Content starts
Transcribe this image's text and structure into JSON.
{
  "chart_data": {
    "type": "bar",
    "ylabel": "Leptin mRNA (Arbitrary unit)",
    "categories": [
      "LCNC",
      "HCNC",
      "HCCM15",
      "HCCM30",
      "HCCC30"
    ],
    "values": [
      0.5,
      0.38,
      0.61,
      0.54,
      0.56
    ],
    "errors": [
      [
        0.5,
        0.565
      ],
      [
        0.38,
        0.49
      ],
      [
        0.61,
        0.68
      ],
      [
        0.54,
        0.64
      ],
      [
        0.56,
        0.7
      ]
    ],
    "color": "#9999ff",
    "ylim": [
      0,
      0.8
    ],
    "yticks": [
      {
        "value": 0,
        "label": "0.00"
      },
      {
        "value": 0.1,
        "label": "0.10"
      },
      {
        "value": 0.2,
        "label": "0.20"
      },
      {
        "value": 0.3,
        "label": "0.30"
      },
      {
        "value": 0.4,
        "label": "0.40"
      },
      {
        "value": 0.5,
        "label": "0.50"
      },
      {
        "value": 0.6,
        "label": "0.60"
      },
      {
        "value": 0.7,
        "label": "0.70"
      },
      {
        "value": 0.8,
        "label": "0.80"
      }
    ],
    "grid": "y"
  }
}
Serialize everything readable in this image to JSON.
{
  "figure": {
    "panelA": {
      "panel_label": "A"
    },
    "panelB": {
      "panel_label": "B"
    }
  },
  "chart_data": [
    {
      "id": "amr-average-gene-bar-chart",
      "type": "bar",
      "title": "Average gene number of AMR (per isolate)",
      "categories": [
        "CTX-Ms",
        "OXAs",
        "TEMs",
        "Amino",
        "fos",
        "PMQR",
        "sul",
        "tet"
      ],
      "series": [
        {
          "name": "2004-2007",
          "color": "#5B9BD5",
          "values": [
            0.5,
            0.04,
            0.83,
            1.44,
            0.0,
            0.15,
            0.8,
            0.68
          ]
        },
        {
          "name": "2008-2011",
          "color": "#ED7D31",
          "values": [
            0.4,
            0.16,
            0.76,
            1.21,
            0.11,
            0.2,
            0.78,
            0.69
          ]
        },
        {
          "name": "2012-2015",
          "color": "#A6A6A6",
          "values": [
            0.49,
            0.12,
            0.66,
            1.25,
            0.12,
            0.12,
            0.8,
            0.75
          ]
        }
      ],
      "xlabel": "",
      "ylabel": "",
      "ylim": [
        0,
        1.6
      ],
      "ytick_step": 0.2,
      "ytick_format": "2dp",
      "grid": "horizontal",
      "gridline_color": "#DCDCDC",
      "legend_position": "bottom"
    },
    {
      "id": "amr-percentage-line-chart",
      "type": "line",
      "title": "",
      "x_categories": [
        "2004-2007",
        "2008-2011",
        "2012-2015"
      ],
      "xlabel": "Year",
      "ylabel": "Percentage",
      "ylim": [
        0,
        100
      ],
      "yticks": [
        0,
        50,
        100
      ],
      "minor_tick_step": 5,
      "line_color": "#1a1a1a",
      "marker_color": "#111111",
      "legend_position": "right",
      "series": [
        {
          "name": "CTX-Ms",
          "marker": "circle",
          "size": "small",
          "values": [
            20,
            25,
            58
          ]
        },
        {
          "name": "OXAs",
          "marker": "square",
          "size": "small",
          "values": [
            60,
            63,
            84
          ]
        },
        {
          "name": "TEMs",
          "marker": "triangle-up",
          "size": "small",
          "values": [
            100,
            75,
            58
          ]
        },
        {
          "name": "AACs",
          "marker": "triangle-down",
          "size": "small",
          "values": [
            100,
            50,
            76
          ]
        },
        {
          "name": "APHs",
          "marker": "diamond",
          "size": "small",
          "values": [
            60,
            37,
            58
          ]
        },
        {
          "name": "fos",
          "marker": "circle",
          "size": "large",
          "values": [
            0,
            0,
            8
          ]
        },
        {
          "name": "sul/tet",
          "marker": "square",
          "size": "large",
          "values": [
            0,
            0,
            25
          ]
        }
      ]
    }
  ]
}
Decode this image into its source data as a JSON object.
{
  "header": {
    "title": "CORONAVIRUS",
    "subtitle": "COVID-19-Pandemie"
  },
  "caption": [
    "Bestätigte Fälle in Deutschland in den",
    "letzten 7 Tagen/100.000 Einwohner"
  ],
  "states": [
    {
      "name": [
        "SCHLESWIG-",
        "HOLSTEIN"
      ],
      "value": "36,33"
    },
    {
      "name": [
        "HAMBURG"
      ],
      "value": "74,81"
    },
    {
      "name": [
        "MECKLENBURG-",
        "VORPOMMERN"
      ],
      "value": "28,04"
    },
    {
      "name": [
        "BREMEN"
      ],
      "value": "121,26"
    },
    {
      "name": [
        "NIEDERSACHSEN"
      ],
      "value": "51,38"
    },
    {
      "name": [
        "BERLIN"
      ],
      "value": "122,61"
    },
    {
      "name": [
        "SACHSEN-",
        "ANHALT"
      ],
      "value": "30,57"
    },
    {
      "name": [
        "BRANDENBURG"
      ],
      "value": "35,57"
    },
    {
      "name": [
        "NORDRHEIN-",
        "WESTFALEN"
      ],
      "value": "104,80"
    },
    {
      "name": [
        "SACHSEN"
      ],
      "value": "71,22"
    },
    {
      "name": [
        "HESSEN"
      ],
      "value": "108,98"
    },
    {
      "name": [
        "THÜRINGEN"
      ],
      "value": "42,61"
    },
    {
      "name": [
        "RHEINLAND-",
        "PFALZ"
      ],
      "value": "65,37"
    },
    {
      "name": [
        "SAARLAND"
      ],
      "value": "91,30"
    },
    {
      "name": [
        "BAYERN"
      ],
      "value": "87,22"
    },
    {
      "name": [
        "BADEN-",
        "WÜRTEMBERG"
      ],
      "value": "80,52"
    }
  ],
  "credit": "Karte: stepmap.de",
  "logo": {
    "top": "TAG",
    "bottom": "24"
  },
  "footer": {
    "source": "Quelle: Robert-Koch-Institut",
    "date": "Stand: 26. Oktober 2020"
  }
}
Content ends
Examine the entries and report how many of their lines contain the string "into", giving no more than the number.

2